== Records for the exercise ==
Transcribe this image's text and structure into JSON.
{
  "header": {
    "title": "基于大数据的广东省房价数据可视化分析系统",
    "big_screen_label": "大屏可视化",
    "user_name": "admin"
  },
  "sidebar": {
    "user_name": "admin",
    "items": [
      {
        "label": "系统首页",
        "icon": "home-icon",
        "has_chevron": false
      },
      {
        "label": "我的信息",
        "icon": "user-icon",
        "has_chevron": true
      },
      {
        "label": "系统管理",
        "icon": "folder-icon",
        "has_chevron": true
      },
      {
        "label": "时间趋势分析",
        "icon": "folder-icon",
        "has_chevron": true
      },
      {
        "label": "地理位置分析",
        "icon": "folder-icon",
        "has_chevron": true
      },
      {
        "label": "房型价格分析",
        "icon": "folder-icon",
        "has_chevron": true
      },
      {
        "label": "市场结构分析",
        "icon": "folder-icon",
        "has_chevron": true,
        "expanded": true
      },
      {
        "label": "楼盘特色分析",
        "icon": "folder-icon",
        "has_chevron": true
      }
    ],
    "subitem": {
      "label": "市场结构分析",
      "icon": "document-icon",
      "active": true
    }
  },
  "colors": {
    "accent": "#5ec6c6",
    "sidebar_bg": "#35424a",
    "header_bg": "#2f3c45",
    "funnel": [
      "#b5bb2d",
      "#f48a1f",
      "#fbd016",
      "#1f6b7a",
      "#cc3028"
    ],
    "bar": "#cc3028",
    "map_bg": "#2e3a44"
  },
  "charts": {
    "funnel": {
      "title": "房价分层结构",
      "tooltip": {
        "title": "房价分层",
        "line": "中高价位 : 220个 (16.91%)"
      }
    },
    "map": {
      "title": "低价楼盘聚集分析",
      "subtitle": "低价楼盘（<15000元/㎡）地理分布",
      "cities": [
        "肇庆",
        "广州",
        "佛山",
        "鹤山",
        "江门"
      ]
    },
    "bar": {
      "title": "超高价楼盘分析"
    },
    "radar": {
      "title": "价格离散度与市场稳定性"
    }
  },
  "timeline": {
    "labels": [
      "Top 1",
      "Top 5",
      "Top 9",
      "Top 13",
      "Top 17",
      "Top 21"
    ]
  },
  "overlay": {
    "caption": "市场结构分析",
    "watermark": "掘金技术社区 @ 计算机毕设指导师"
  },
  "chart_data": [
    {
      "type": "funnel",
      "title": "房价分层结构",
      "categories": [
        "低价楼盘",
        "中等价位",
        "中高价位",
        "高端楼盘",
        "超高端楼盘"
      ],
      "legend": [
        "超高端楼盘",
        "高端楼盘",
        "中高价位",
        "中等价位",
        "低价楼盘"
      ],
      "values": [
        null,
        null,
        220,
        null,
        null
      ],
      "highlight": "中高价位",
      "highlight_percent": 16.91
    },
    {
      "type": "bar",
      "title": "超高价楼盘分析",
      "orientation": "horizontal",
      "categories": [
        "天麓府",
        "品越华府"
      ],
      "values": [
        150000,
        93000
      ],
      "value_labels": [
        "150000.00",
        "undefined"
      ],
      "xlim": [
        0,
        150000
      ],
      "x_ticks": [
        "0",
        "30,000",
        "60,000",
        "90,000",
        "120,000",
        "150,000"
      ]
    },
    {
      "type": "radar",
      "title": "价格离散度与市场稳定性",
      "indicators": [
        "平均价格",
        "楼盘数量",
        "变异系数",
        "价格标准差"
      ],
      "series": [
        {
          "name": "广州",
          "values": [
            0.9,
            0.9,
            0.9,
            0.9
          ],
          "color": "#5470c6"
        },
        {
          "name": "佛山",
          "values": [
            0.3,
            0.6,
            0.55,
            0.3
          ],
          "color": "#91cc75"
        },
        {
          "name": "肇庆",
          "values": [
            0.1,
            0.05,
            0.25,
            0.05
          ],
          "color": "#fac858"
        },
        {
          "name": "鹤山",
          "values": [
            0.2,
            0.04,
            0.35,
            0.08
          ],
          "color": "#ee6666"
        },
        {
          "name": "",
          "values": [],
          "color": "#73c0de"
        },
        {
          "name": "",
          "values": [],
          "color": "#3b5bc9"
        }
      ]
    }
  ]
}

== Task description ==
Filter the records, keeping only lines that contain "市场结构分析", and show those lines.

== Response to the task ==
        "label": "市场结构分析",
      "label": "市场结构分析",
    "caption": "市场结构分析",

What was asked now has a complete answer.